** BEGIN **
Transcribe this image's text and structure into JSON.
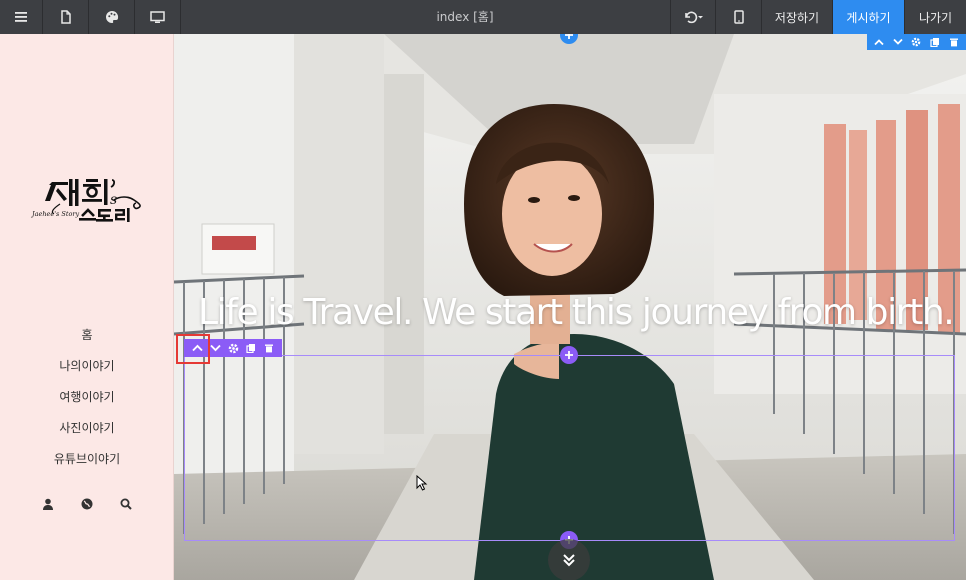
{
  "toolbar": {
    "page_title": "index [홈]",
    "save_label": "저장하기",
    "publish_label": "게시하기",
    "exit_label": "나가기",
    "left_icons": [
      "menu-icon",
      "page-icon",
      "palette-icon",
      "desktop-icon"
    ],
    "right_icons": [
      "undo-icon",
      "mobile-icon"
    ],
    "accent_color": "#2e8cf0"
  },
  "sidebar": {
    "background_color": "#fce8e6",
    "logo_alt": "재희's 스토리 (Jaehee's Story)",
    "nav": [
      {
        "label": "홈"
      },
      {
        "label": "나의이야기"
      },
      {
        "label": "여행이야기"
      },
      {
        "label": "사진이야기"
      },
      {
        "label": "유튜브이야기"
      }
    ],
    "icons": [
      "user-icon",
      "globe-icon",
      "search-icon"
    ]
  },
  "hero": {
    "headline": "Life is Travel. We start this journey from birth.",
    "section_toolbar_icons": [
      "move-up-icon",
      "move-down-icon",
      "settings-icon",
      "copy-icon",
      "delete-icon"
    ],
    "row_toolbar_icons": [
      "move-up-icon",
      "move-down-icon",
      "settings-icon",
      "copy-icon",
      "delete-icon"
    ],
    "row_color": "#8b5cf6",
    "scroll_icon": "double-chevron-down-icon"
  }
}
** END **
▶ **WORK TO COMPLETE**: Go through the listing above and write it all out exactly, leaving out any picture.

▶ **OUTPUT BELOW**:
Transcribe this image's text and structure into JSON.
{
  "toolbar": {
    "page_title": "index [홈]",
    "save_label": "저장하기",
    "publish_label": "게시하기",
    "exit_label": "나가기",
    "left_icons": [
      "menu-icon",
      "page-icon",
      "palette-icon",
      "desktop-icon"
    ],
    "right_icons": [
      "undo-icon",
      "mobile-icon"
    ],
    "accent_color": "#2e8cf0"
  },
  "sidebar": {
    "background_color": "#fce8e6",
    "logo_alt": "재희's 스토리 (Jaehee's Story)",
    "nav": [
      {
        "label": "홈"
      },
      {
        "label": "나의이야기"
      },
      {
        "label": "여행이야기"
      },
      {
        "label": "사진이야기"
      },
      {
        "label": "유튜브이야기"
      }
    ],
    "icons": [
      "user-icon",
      "globe-icon",
      "search-icon"
    ]
  },
  "hero": {
    "headline": "Life is Travel. We start this journey from birth.",
    "section_toolbar_icons": [
      "move-up-icon",
      "move-down-icon",
      "settings-icon",
      "copy-icon",
      "delete-icon"
    ],
    "row_toolbar_icons": [
      "move-up-icon",
      "move-down-icon",
      "settings-icon",
      "copy-icon",
      "delete-icon"
    ],
    "row_color": "#8b5cf6",
    "scroll_icon": "double-chevron-down-icon"
  }
}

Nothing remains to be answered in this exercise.